═══ SELECTED EXTRACT ═══

Wine Press: North Fork’s Special Sparklers

12/28/2010 7:59 AM |

JANE STARWOOD PHOTO | The Old Field Vineyards' 2004 Blanc de Noir earned 90 points from Robert Parker's Wine Advocate.

Long Island has always been known for its glitterati, but usually this refers to the socialites and celebrities hanging out in the Hamptons and sipping champagne. But today, the East End glitters with sparkling wines, many of them making headlines at international wine competitions. While all that glitters is not champagne — only wines from the Champagne region of France can rightly be called champagne — that’s just as well because these Long Island sparklers are making a name for themselves all on their own.

After toasting their first date with a glass of bubbly, Sparkling Pointe owners Tom and Cynthia Rosicki fell in love with champagne. Their choice to focus exclusively on sparkling wines and to grow all three of the traditional champagne grape varieties — Chardonnay, Pinot Noir and Pinot Meunier — was a natural outgrowth of that love. When their first wines debuted in 2008, Sparkling Pointe hit the ground running, making news in 2009 when its Brut Seduction took Best of Class as Sparkling Sweepstakes winner in the prestigious San Francisco Chronicle Wine Competition. In 2010, the winery’s Brut was a gold medal winner and its Topaz Imperial Rosé placed with silver. Concurrent with this success, the Rosickis opened their spacious French manor house-style tasting room and winery on Route 48 in Southold in November 2009.

═══

**TASK 1**
According to the wine column, why did Sparkling Pointe's owners focus only on sparkling wines and grow all three traditional champagne grapes? Answer in one to three sentences.
The text and the records are unrelated to each other.

═══ WORKING DATA ═══

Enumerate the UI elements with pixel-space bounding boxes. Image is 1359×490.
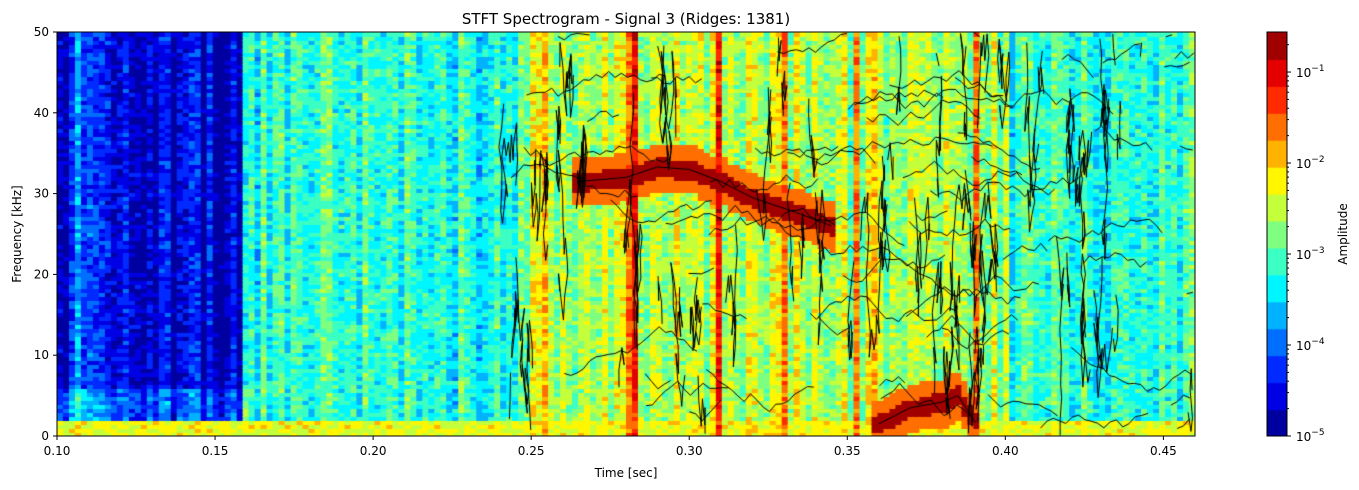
y-tick-label: 10 <box>34 348 49 362</box>
colorbar-tick-label: 10−4 <box>1296 337 1325 353</box>
y-tick-label: 30 <box>34 187 49 201</box>
chart-title: STFT Spectrogram - Signal 3 (Ridges: 138… <box>462 10 790 28</box>
y-axis-label: Frequency [kHz] <box>10 185 24 282</box>
x-tick-label: 0.20 <box>360 444 387 458</box>
colorbar-tick-label: 10−3 <box>1296 246 1325 262</box>
colorbar-tick-label: 10−5 <box>1296 428 1325 444</box>
y-tick-label: 50 <box>34 25 49 39</box>
x-tick-label: 0.30 <box>676 444 703 458</box>
colorbar-frame <box>1266 31 1288 437</box>
x-tick-label: 0.45 <box>1150 444 1177 458</box>
x-tick-label: 0.10 <box>44 444 71 458</box>
colorbar-tick-label: 10−1 <box>1296 64 1325 80</box>
x-tick-label: 0.15 <box>202 444 229 458</box>
y-tick-label: 20 <box>34 267 49 281</box>
x-tick-label: 0.25 <box>518 444 545 458</box>
x-tick-label: 0.35 <box>834 444 861 458</box>
plot-frame <box>56 31 1196 437</box>
y-tick-label: 0 <box>41 429 49 443</box>
y-tick-label: 40 <box>34 106 49 120</box>
colorbar <box>1267 32 1287 436</box>
colorbar-label: Amplitude <box>1336 203 1350 265</box>
x-axis-label: Time [sec] <box>594 466 658 480</box>
x-tick-label: 0.40 <box>992 444 1019 458</box>
colorbar-tick-label: 10−2 <box>1296 155 1325 171</box>
spectrogram-heatmap <box>57 32 1195 436</box>
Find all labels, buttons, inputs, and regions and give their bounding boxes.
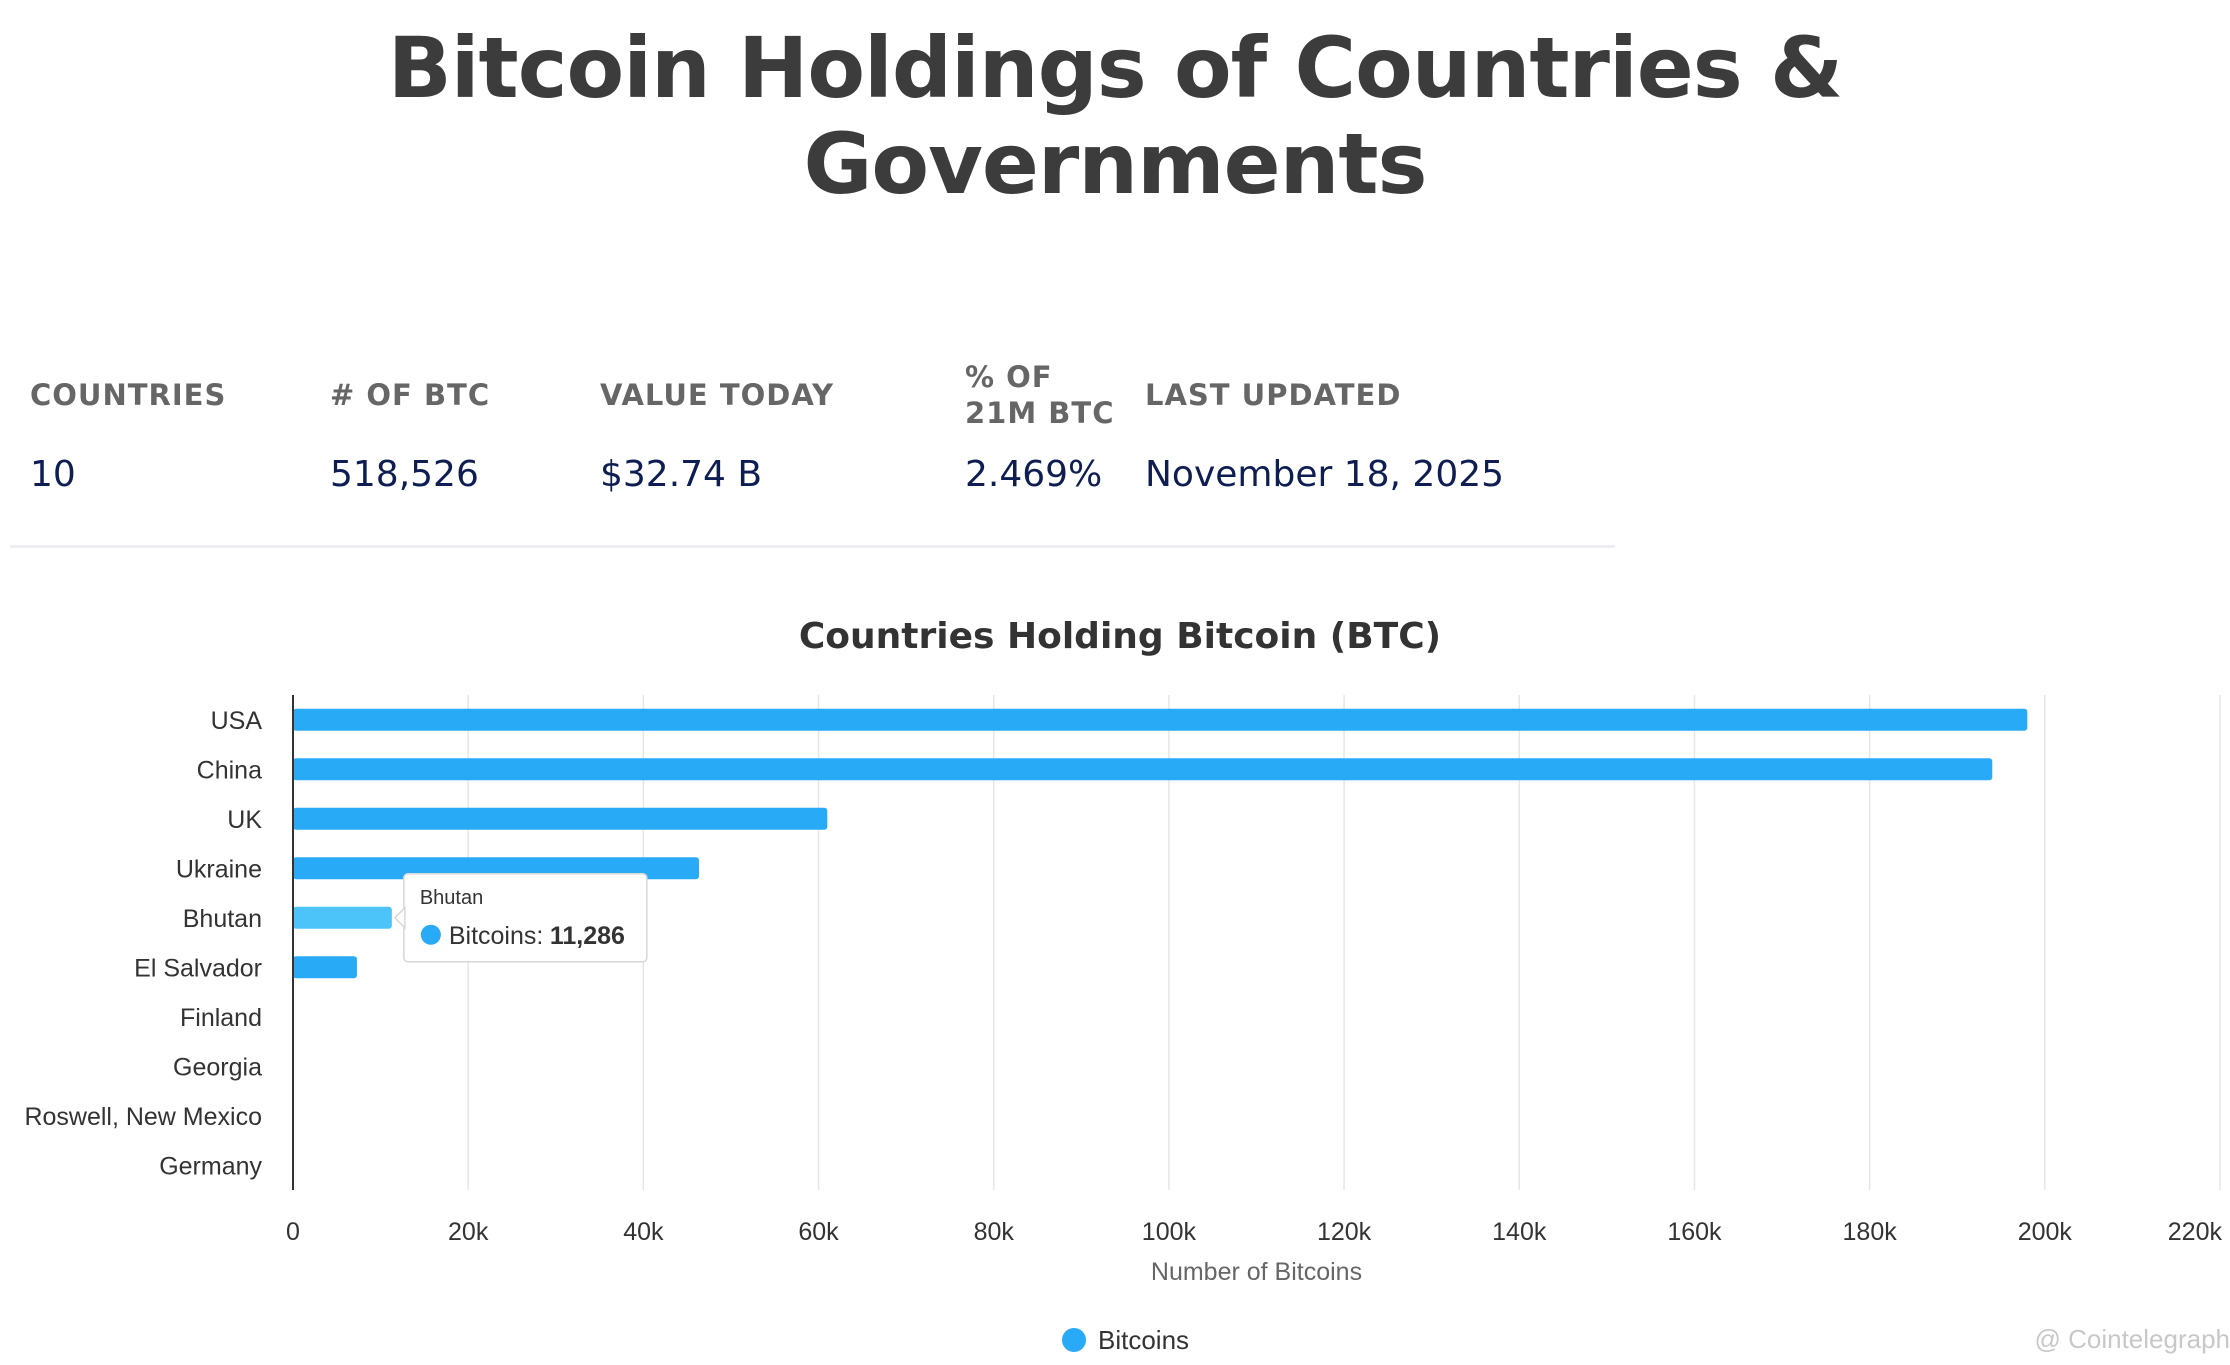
stat-value-today-label: VALUE TODAY: [600, 378, 834, 412]
stat-last-updated: LAST UPDATED November 18, 2025: [1145, 355, 1504, 497]
tooltip-marker: [420, 924, 441, 945]
category-label: Georgia: [173, 1053, 262, 1081]
category-label: UK: [227, 806, 262, 834]
x-tick-label: 200k: [2018, 1218, 2073, 1246]
stat-percent: % OF 21M BTC 2.469%: [965, 355, 1115, 497]
bar-uk[interactable]: [293, 807, 828, 830]
stats-summary: COUNTRIES 10 # OF BTC 518,526 VALUE TODA…: [10, 355, 1615, 548]
stat-countries-label: COUNTRIES: [30, 378, 227, 412]
x-tick-label: 20k: [448, 1218, 489, 1246]
x-tick-label: 80k: [974, 1218, 1015, 1246]
category-label: Roswell, New Mexico: [24, 1103, 262, 1131]
watermark: @ Cointelegraph: [2034, 1324, 2230, 1354]
chart-title: Countries Holding Bitcoin (BTC): [799, 616, 1441, 657]
category-label: Bhutan: [183, 905, 262, 933]
stat-btc: # OF BTC 518,526: [330, 355, 490, 497]
stat-percent-label: % OF 21M BTC: [965, 360, 1115, 430]
stat-last-updated-label: LAST UPDATED: [1145, 378, 1402, 412]
bar-el-salvador[interactable]: [293, 956, 357, 979]
x-tick-label: 40k: [623, 1218, 664, 1246]
tooltip-series-label: Bitcoins:: [449, 922, 550, 950]
bar-chart: Countries Holding Bitcoin (BTC) USA China…: [0, 600, 2230, 1365]
stat-btc-label: # OF BTC: [330, 378, 491, 412]
x-tick-label: 180k: [1843, 1218, 1898, 1246]
stat-last-updated-value: November 18, 2025: [1145, 454, 1505, 495]
stat-countries-value: 10: [30, 454, 76, 495]
tooltip: Bhutan Bitcoins: 11,286: [393, 873, 648, 963]
stat-value-today-value: $32.74 B: [600, 454, 763, 495]
bar-bhutan[interactable]: [293, 906, 392, 929]
page-title: Bitcoin Holdings of Countries & Governme…: [0, 20, 2230, 212]
category-label: Germany: [159, 1152, 262, 1180]
stat-btc-value: 518,526: [330, 454, 479, 495]
category-label: El Salvador: [134, 954, 262, 982]
category-labels: USA China UK Ukraine Bhutan El Salvador Finlan…: [24, 707, 262, 1181]
category-label: USA: [211, 707, 263, 735]
x-tick-label: 60k: [798, 1218, 839, 1246]
stat-countries: COUNTRIES 10: [30, 355, 226, 497]
tooltip-value: 11,286: [550, 922, 625, 950]
page-title-line-1: Bitcoin Holdings of Countries &: [387, 19, 1844, 117]
category-label: Finland: [180, 1004, 262, 1032]
x-tick-label: 140k: [1492, 1218, 1547, 1246]
tooltip-pointer: [393, 905, 406, 930]
legend[interactable]: Bitcoins: [1062, 1325, 1189, 1355]
x-axis-title: Number of Bitcoins: [1151, 1258, 1362, 1286]
bar-china[interactable]: [293, 758, 1993, 781]
x-tick-labels: 0 20k 40k 60k 80k 100k 120k 140k 160k 180k 200k 220…: [286, 1218, 2222, 1246]
chart-svg: Countries Holding Bitcoin (BTC) USA China…: [24, 616, 2222, 1355]
stat-value-today: VALUE TODAY $32.74 B: [600, 355, 834, 497]
tooltip-title: Bhutan: [420, 887, 483, 909]
bar-usa[interactable]: [293, 708, 2028, 731]
page-title-line-2: Governments: [803, 115, 1427, 213]
legend-label: Bitcoins: [1098, 1325, 1189, 1355]
category-label: Ukraine: [176, 855, 262, 883]
x-tick-label: 160k: [1667, 1218, 1722, 1246]
stat-percent-value: 2.469%: [965, 454, 1103, 495]
x-tick-label: 100k: [1142, 1218, 1197, 1246]
x-tick-label: 120k: [1317, 1218, 1372, 1246]
legend-marker: [1062, 1328, 1086, 1352]
x-tick-label: 0: [286, 1218, 300, 1246]
category-label: China: [197, 756, 262, 784]
x-tick-label: 220k: [2168, 1218, 2223, 1246]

═══

**TASK 2**
Turn the lines of the records into a numbered list, leaving out blank lines. Start with the line containing "stat-value-today-label: VALUE TODAY: [600, 378, 834, 412]" and continue through the line containing "tooltip-value: 11,286: [550, 922, 625, 950]", including both.

**OUTPUT 1**
Tom and Cynthia Rosicki fell in love with champagne after toasting their first date with a glass of bubbly. Their choice to make only sparkling wines and to grow Chardonnay, Pinot Noir and Pinot Meunier grew naturally out of that love.

**OUTPUT 2**
1. stat-value-today-label: VALUE TODAY: [600, 378, 834, 412]
2. stat-last-updated: LAST UPDATED November 18, 2025: [1145, 355, 1504, 497]
3. tooltip-marker: [420, 924, 441, 945]
4. category-label: Georgia: [173, 1053, 262, 1081]
5. category-label: UK: [227, 806, 262, 834]
6. x-tick-label: 200k: [2018, 1218, 2073, 1246]
7. stat-percent: % OF 21M BTC 2.469%: [965, 355, 1115, 497]
8. bar-uk[interactable]: [293, 807, 828, 830]
9. stats-summary: COUNTRIES 10 # OF BTC 518,526 VALUE TODA…: [10, 355, 1615, 548]
10. stat-countries-label: COUNTRIES: [30, 378, 227, 412]
11. x-tick-label: 20k: [448, 1218, 489, 1246]
12. x-tick-label: 80k: [974, 1218, 1015, 1246]
13. category-label: Roswell, New Mexico: [24, 1103, 262, 1131]
14. watermark: @ Cointelegraph: [2034, 1324, 2230, 1354]
15. chart-title: Countries Holding Bitcoin (BTC): [799, 616, 1441, 657]
16. category-label: Bhutan: [183, 905, 262, 933]
17. stat-btc: # OF BTC 518,526: [330, 355, 490, 497]
18. stat-percent-label: % OF 21M BTC: [965, 360, 1115, 430]
19. stat-last-updated-label: LAST UPDATED: [1145, 378, 1402, 412]
20. bar-el-salvador[interactable]: [293, 956, 357, 979]
21. x-tick-label: 40k: [623, 1218, 664, 1246]
22. tooltip-series-label: Bitcoins:: [449, 922, 550, 950]
23. bar-chart: Countries Holding Bitcoin (BTC) USA China…: [0, 600, 2230, 1365]
24. stat-btc-label: # OF BTC: [330, 378, 491, 412]
25. x-tick-label: 180k: [1843, 1218, 1898, 1246]
26. stat-last-updated-value: November 18, 2025: [1145, 454, 1505, 495]
27. stat-countries-value: 10: [30, 454, 76, 495]
28. tooltip: Bhutan Bitcoins: 11,286: [393, 873, 648, 963]
29. stat-value-today-value: $32.74 B: [600, 454, 763, 495]
30. bar-bhutan[interactable]: [293, 906, 392, 929]
31. page-title: Bitcoin Holdings of Countries & Governme…: [0, 20, 2230, 212]
32. category-label: Germany: [159, 1152, 262, 1180]
33. stat-btc-value: 518,526: [330, 454, 479, 495]
34. category-label: El Salvador: [134, 954, 262, 982]
35. category-labels: USA China UK Ukraine Bhutan El Salvador Finlan…: [24, 707, 262, 1181]
36. category-label: USA: [211, 707, 263, 735]
37. x-tick-label: 60k: [798, 1218, 839, 1246]
38. stat-countries: COUNTRIES 10: [30, 355, 226, 497]
39. tooltip-value: 11,286: [550, 922, 625, 950]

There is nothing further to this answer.